◆ Given request
Wherever the string "title" occurs in a line of these records, report that line.

◆ Available data
┌──

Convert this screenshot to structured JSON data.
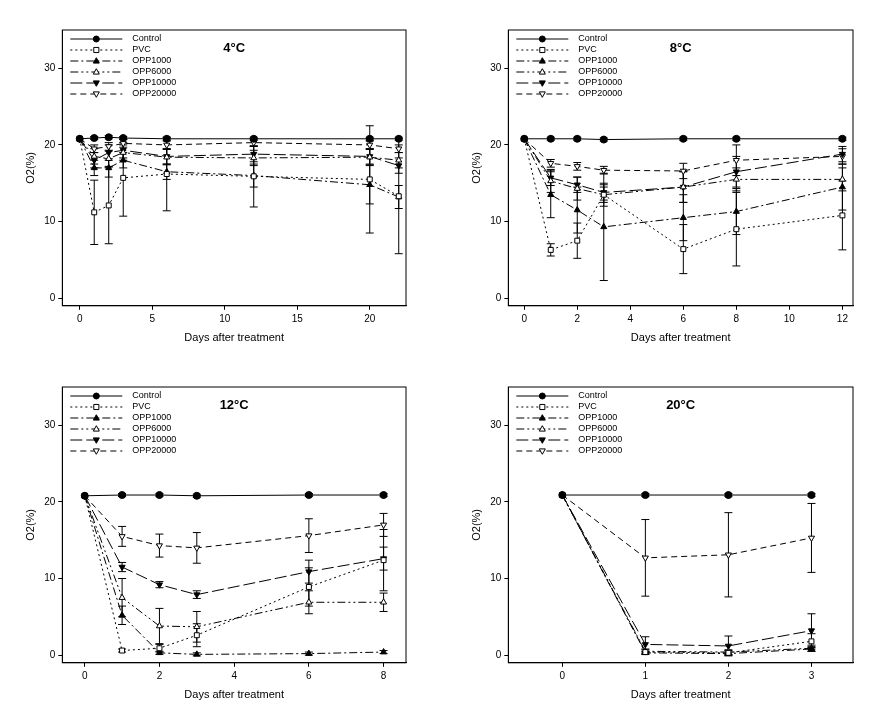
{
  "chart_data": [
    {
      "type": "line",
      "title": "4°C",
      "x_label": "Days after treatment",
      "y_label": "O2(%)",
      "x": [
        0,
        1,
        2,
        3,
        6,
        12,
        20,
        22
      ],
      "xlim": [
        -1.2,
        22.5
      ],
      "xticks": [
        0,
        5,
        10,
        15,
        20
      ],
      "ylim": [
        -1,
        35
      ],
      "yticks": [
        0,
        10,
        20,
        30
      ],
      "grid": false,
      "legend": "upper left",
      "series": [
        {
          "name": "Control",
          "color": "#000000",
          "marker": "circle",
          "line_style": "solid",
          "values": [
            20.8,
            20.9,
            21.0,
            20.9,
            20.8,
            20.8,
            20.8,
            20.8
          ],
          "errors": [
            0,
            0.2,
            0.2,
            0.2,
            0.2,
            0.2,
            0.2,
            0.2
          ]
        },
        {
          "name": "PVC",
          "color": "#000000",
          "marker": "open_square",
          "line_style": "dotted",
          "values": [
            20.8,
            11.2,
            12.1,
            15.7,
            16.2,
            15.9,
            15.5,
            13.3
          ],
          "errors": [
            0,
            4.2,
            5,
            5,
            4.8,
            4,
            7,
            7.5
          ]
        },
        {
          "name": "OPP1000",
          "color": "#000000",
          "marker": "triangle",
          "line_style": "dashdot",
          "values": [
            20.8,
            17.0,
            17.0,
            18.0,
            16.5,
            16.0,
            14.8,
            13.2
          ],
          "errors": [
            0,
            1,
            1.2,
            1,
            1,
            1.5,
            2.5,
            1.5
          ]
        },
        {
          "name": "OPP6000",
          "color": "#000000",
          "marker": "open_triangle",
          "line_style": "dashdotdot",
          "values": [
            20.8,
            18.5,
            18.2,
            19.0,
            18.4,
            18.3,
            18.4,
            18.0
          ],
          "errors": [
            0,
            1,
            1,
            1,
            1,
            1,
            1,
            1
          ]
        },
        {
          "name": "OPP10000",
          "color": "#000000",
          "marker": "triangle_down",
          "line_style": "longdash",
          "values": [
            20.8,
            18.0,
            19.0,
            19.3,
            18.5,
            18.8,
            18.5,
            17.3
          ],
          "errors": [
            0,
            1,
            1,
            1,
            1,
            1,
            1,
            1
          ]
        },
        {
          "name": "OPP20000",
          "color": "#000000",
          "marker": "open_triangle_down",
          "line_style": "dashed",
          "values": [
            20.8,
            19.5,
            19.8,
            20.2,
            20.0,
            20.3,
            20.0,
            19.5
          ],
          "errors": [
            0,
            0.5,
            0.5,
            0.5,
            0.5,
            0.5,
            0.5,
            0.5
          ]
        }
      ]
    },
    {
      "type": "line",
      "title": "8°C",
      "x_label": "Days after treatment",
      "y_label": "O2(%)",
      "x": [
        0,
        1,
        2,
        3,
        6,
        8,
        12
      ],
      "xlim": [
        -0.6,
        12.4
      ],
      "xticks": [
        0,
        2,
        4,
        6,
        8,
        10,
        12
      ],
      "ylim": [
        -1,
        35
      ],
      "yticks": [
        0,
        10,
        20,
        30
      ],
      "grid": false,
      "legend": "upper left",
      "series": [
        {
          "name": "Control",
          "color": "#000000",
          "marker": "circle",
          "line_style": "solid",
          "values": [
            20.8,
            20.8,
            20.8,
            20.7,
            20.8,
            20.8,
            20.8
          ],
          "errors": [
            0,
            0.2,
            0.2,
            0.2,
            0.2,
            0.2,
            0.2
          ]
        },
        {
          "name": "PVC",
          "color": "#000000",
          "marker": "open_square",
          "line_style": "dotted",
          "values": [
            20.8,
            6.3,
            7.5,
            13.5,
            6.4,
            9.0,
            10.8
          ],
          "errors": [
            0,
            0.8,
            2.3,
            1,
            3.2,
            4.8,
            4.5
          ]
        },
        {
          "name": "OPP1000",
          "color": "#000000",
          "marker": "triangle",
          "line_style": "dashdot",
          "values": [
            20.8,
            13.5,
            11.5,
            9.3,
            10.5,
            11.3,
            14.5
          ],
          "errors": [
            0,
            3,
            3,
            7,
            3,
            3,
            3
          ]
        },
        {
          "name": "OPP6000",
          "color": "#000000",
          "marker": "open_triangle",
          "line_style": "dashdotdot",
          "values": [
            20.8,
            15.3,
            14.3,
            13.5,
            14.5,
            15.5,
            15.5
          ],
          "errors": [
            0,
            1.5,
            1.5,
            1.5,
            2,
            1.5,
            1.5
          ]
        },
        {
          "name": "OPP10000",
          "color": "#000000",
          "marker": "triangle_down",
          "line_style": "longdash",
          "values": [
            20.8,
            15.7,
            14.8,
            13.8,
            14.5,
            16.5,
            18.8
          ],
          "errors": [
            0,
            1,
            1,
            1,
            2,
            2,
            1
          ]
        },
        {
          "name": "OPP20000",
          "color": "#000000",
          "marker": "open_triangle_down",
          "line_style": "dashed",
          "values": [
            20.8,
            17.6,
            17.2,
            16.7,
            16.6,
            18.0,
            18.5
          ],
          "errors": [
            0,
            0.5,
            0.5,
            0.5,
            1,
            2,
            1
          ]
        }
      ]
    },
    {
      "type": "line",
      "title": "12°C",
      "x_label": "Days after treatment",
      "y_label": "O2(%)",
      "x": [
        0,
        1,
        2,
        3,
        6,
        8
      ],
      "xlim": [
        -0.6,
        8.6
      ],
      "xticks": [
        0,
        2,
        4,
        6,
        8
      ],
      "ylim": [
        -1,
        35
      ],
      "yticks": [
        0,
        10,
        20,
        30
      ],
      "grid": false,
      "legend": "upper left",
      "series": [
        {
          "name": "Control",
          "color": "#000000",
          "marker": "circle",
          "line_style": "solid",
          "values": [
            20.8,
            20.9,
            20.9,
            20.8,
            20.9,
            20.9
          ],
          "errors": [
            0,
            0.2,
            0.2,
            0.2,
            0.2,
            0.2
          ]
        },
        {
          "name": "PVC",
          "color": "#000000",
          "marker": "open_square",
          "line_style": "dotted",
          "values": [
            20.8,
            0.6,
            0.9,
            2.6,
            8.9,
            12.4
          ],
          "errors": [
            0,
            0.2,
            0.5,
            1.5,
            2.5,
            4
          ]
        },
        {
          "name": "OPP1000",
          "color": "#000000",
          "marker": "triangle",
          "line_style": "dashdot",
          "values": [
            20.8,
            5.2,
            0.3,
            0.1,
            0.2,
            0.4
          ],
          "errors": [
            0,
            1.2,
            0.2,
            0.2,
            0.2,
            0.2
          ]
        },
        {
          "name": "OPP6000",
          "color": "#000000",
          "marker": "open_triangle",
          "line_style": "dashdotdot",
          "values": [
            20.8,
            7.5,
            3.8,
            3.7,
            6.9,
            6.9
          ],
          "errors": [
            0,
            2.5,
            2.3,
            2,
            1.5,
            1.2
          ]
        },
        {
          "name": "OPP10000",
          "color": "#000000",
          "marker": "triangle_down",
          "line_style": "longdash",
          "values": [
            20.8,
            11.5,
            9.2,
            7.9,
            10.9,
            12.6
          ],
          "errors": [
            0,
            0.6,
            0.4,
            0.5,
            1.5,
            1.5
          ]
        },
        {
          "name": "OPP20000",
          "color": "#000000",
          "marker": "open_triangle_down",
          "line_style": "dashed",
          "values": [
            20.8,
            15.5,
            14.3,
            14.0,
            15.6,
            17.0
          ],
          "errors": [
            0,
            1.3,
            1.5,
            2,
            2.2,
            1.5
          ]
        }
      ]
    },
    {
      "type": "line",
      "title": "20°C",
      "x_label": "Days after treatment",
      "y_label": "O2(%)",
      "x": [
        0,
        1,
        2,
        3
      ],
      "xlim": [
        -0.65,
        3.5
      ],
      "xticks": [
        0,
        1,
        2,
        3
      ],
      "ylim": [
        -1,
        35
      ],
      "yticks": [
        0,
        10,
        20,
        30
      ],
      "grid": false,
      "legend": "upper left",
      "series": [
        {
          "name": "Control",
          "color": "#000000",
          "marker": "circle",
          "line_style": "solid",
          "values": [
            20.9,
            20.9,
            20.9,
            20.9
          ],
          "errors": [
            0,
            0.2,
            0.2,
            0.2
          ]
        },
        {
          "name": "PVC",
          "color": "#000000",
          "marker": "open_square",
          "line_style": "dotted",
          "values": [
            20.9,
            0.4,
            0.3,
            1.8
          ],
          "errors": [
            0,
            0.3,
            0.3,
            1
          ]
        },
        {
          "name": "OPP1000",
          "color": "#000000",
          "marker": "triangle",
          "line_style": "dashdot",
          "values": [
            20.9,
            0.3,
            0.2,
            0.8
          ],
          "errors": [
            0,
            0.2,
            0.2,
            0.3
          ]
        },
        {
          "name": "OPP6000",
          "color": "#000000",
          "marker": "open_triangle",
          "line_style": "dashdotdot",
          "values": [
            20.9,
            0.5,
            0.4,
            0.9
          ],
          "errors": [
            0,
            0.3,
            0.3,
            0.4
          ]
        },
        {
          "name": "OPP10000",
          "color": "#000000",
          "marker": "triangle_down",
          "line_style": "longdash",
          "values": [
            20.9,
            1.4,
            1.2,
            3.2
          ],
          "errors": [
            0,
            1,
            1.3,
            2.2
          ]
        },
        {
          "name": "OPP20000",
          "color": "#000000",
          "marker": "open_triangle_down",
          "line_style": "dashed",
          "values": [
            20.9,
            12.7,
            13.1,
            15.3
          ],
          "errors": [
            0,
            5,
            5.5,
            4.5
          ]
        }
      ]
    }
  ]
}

└──

◆ Task output
      "title": "4°C",
      "title": "8°C",
      "title": "12°C",
      "title": "20°C",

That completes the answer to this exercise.